Problem requirements:
Look through the data below and say how many of its lines contain "Gateways", adding nothing else.

————————

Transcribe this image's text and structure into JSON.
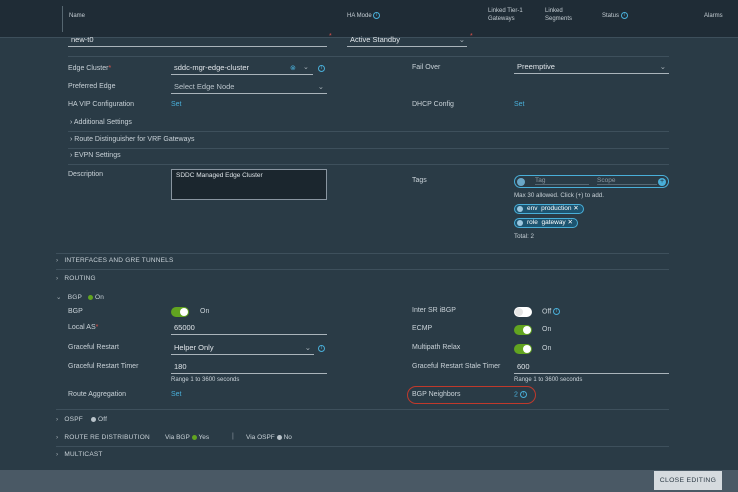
{
  "header": {
    "columns": [
      "Name",
      "HA Mode",
      "Linked Tier-1 Gateways",
      "Linked Segments",
      "Status",
      "Alarms"
    ]
  },
  "form": {
    "name_value": "new-t0",
    "ha_mode_value": "Active Standby",
    "edge_cluster_label": "Edge Cluster",
    "edge_cluster_value": "sddc-mgr-edge-cluster",
    "fail_over_label": "Fail Over",
    "fail_over_value": "Preemptive",
    "preferred_edge_label": "Preferred Edge",
    "preferred_edge_placeholder": "Select Edge Node",
    "ha_vip_label": "HA VIP Configuration",
    "ha_vip_link": "Set",
    "dhcp_label": "DHCP Config",
    "dhcp_link": "Set",
    "additional_settings": "Additional Settings",
    "route_distinguisher": "Route Distinguisher for VRF Gateways",
    "evpn_settings": "EVPN Settings",
    "description_label": "Description",
    "description_value": "SDDC Managed Edge Cluster",
    "tags_label": "Tags",
    "tag_placeholder": "Tag",
    "scope_placeholder": "Scope",
    "tags_hint": "Max 30 allowed. Click (+) to add.",
    "tags": [
      {
        "tag": "env",
        "scope": "production"
      },
      {
        "tag": "role",
        "scope": "gateway"
      }
    ],
    "tags_total": "Total: 2"
  },
  "sections": {
    "interfaces": "INTERFACES AND GRE TUNNELS",
    "routing": "ROUTING",
    "bgp": "BGP",
    "bgp_status": "On",
    "ospf": "OSPF",
    "ospf_status": "Off",
    "redistribution": "ROUTE RE DISTRIBUTION",
    "via_bgp": "Via BGP",
    "via_bgp_value": "Yes",
    "via_ospf": "Via OSPF",
    "via_ospf_value": "No",
    "multicast": "MULTICAST"
  },
  "bgp": {
    "bgp_label": "BGP",
    "bgp_toggle": "On",
    "bgp_enabled": true,
    "inter_sr_label": "Inter SR iBGP",
    "inter_sr_toggle": "Off",
    "inter_sr_enabled": false,
    "local_as_label": "Local AS",
    "local_as_value": "65000",
    "ecmp_label": "ECMP",
    "ecmp_toggle": "On",
    "ecmp_enabled": true,
    "graceful_restart_label": "Graceful Restart",
    "graceful_restart_value": "Helper Only",
    "multipath_label": "Multipath Relax",
    "multipath_toggle": "On",
    "multipath_enabled": true,
    "gr_timer_label": "Graceful Restart Timer",
    "gr_timer_value": "180",
    "gr_timer_hint": "Range 1 to 3600 seconds",
    "gr_stale_label": "Graceful Restart Stale Timer",
    "gr_stale_value": "600",
    "gr_stale_hint": "Range 1 to 3600 seconds",
    "route_agg_label": "Route Aggregation",
    "route_agg_link": "Set",
    "neighbors_label": "BGP Neighbors",
    "neighbors_value": "2"
  },
  "footer": {
    "close_editing": "CLOSE EDITING"
  },
  "colors": {
    "accent": "#49afd9",
    "toggle_on": "#62a420",
    "required": "#e0524a",
    "highlight": "#c0392b"
  }
}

————————

Result of this task:
2